To be done => The entries below should be quoted exactly, with no pictures carried over.
start
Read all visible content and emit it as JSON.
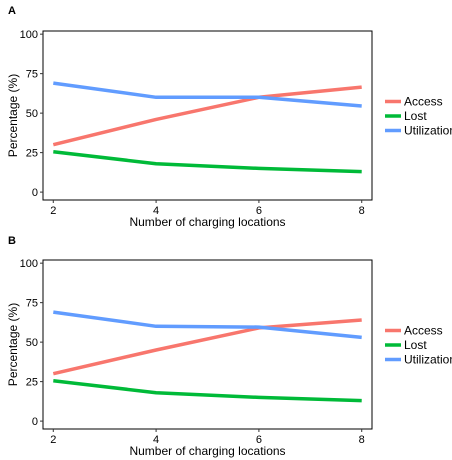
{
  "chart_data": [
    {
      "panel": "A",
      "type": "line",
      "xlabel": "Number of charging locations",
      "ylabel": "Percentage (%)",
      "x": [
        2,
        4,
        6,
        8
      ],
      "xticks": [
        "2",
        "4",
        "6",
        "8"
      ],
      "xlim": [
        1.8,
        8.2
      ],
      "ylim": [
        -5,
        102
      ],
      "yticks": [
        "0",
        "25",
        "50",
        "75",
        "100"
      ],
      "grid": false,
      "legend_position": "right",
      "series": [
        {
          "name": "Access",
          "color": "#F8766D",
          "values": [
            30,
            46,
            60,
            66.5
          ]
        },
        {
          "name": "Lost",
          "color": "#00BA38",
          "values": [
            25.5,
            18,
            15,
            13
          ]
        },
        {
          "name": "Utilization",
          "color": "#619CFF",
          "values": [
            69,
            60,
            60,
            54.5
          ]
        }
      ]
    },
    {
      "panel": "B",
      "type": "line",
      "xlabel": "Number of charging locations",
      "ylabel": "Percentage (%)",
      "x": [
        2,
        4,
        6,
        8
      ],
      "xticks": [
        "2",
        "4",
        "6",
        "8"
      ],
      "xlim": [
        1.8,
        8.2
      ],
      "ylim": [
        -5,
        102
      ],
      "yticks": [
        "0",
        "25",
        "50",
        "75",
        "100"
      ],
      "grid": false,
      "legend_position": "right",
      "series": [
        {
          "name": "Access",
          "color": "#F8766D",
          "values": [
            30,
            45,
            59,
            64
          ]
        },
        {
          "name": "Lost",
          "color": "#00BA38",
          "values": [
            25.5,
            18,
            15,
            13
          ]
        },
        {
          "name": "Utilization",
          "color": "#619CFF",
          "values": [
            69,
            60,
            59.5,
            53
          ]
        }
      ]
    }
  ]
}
end
Task response =>
Read all visible content and emit it as JSON.
{
  "chart_data": [
    {
      "panel": "A",
      "type": "line",
      "xlabel": "Number of charging locations",
      "ylabel": "Percentage (%)",
      "x": [
        2,
        4,
        6,
        8
      ],
      "xticks": [
        "2",
        "4",
        "6",
        "8"
      ],
      "xlim": [
        1.8,
        8.2
      ],
      "ylim": [
        -5,
        102
      ],
      "yticks": [
        "0",
        "25",
        "50",
        "75",
        "100"
      ],
      "grid": false,
      "legend_position": "right",
      "series": [
        {
          "name": "Access",
          "color": "#F8766D",
          "values": [
            30,
            46,
            60,
            66.5
          ]
        },
        {
          "name": "Lost",
          "color": "#00BA38",
          "values": [
            25.5,
            18,
            15,
            13
          ]
        },
        {
          "name": "Utilization",
          "color": "#619CFF",
          "values": [
            69,
            60,
            60,
            54.5
          ]
        }
      ]
    },
    {
      "panel": "B",
      "type": "line",
      "xlabel": "Number of charging locations",
      "ylabel": "Percentage (%)",
      "x": [
        2,
        4,
        6,
        8
      ],
      "xticks": [
        "2",
        "4",
        "6",
        "8"
      ],
      "xlim": [
        1.8,
        8.2
      ],
      "ylim": [
        -5,
        102
      ],
      "yticks": [
        "0",
        "25",
        "50",
        "75",
        "100"
      ],
      "grid": false,
      "legend_position": "right",
      "series": [
        {
          "name": "Access",
          "color": "#F8766D",
          "values": [
            30,
            45,
            59,
            64
          ]
        },
        {
          "name": "Lost",
          "color": "#00BA38",
          "values": [
            25.5,
            18,
            15,
            13
          ]
        },
        {
          "name": "Utilization",
          "color": "#619CFF",
          "values": [
            69,
            60,
            59.5,
            53
          ]
        }
      ]
    }
  ]
}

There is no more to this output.